> **DIRECTIONS FOR THIS TASK**
Your task is to extract every line from the material below exactly.

> **RECORD SET**
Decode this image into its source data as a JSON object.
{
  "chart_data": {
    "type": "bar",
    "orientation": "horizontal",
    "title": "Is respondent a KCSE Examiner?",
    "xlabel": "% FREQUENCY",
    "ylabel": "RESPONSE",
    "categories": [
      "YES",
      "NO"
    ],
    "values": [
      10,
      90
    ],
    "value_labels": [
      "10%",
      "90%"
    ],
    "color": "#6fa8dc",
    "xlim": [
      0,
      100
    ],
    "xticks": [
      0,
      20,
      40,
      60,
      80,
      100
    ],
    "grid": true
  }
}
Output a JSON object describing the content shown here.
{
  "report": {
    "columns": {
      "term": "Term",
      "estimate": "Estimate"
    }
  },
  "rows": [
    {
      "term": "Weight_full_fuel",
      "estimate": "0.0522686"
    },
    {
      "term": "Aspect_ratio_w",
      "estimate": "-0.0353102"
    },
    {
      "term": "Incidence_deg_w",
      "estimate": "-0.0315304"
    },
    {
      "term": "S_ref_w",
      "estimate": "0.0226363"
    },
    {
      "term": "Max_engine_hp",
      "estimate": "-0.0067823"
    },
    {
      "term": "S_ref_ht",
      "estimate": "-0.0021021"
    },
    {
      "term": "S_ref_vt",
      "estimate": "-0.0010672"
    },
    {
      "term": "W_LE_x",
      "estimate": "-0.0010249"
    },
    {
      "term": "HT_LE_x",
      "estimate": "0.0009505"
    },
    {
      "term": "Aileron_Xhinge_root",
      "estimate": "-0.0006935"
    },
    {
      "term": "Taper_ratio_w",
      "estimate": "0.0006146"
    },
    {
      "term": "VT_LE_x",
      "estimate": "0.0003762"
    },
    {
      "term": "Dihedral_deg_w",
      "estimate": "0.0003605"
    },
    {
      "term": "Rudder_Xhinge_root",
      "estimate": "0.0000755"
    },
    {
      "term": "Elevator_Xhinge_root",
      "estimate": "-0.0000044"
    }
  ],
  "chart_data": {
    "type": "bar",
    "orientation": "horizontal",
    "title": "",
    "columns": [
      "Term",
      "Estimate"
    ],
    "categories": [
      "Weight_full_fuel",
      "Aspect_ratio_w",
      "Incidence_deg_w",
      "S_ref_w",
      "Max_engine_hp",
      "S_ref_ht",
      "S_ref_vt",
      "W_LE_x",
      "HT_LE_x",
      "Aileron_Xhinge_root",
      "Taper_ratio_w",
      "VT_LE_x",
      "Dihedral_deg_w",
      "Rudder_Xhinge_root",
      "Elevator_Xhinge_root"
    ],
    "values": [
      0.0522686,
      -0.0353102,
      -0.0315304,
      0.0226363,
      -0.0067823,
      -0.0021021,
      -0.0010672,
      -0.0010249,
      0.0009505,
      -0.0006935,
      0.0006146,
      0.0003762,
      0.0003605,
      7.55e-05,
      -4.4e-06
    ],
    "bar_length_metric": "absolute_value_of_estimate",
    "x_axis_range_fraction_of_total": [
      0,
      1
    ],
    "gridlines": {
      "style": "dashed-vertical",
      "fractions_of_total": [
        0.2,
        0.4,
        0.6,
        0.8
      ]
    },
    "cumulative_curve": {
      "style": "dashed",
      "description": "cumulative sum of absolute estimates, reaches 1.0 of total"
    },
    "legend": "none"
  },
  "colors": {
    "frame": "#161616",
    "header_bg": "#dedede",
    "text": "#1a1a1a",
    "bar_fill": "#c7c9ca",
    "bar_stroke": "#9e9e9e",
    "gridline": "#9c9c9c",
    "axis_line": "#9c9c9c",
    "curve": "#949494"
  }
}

> **FINISHED EXERCISE**
Decode this image into its source data as a JSON object.
{
  "chart_data": {
    "type": "bar",
    "orientation": "horizontal",
    "title": "Is respondent a KCSE Examiner?",
    "xlabel": "% FREQUENCY",
    "ylabel": "RESPONSE",
    "categories": [
      "YES",
      "NO"
    ],
    "values": [
      10,
      90
    ],
    "value_labels": [
      "10%",
      "90%"
    ],
    "color": "#6fa8dc",
    "xlim": [
      0,
      100
    ],
    "xticks": [
      0,
      20,
      40,
      60,
      80,
      100
    ],
    "grid": true
  }
}
Output a JSON object describing the content shown here.
{
  "report": {
    "columns": {
      "term": "Term",
      "estimate": "Estimate"
    }
  },
  "rows": [
    {
      "term": "Weight_full_fuel",
      "estimate": "0.0522686"
    },
    {
      "term": "Aspect_ratio_w",
      "estimate": "-0.0353102"
    },
    {
      "term": "Incidence_deg_w",
      "estimate": "-0.0315304"
    },
    {
      "term": "S_ref_w",
      "estimate": "0.0226363"
    },
    {
      "term": "Max_engine_hp",
      "estimate": "-0.0067823"
    },
    {
      "term": "S_ref_ht",
      "estimate": "-0.0021021"
    },
    {
      "term": "S_ref_vt",
      "estimate": "-0.0010672"
    },
    {
      "term": "W_LE_x",
      "estimate": "-0.0010249"
    },
    {
      "term": "HT_LE_x",
      "estimate": "0.0009505"
    },
    {
      "term": "Aileron_Xhinge_root",
      "estimate": "-0.0006935"
    },
    {
      "term": "Taper_ratio_w",
      "estimate": "0.0006146"
    },
    {
      "term": "VT_LE_x",
      "estimate": "0.0003762"
    },
    {
      "term": "Dihedral_deg_w",
      "estimate": "0.0003605"
    },
    {
      "term": "Rudder_Xhinge_root",
      "estimate": "0.0000755"
    },
    {
      "term": "Elevator_Xhinge_root",
      "estimate": "-0.0000044"
    }
  ],
  "chart_data": {
    "type": "bar",
    "orientation": "horizontal",
    "title": "",
    "columns": [
      "Term",
      "Estimate"
    ],
    "categories": [
      "Weight_full_fuel",
      "Aspect_ratio_w",
      "Incidence_deg_w",
      "S_ref_w",
      "Max_engine_hp",
      "S_ref_ht",
      "S_ref_vt",
      "W_LE_x",
      "HT_LE_x",
      "Aileron_Xhinge_root",
      "Taper_ratio_w",
      "VT_LE_x",
      "Dihedral_deg_w",
      "Rudder_Xhinge_root",
      "Elevator_Xhinge_root"
    ],
    "values": [
      0.0522686,
      -0.0353102,
      -0.0315304,
      0.0226363,
      -0.0067823,
      -0.0021021,
      -0.0010672,
      -0.0010249,
      0.0009505,
      -0.0006935,
      0.0006146,
      0.0003762,
      0.0003605,
      7.55e-05,
      -4.4e-06
    ],
    "bar_length_metric": "absolute_value_of_estimate",
    "x_axis_range_fraction_of_total": [
      0,
      1
    ],
    "gridlines": {
      "style": "dashed-vertical",
      "fractions_of_total": [
        0.2,
        0.4,
        0.6,
        0.8
      ]
    },
    "cumulative_curve": {
      "style": "dashed",
      "description": "cumulative sum of absolute estimates, reaches 1.0 of total"
    },
    "legend": "none"
  },
  "colors": {
    "frame": "#161616",
    "header_bg": "#dedede",
    "text": "#1a1a1a",
    "bar_fill": "#c7c9ca",
    "bar_stroke": "#9e9e9e",
    "gridline": "#9c9c9c",
    "axis_line": "#9c9c9c",
    "curve": "#949494"
  }
}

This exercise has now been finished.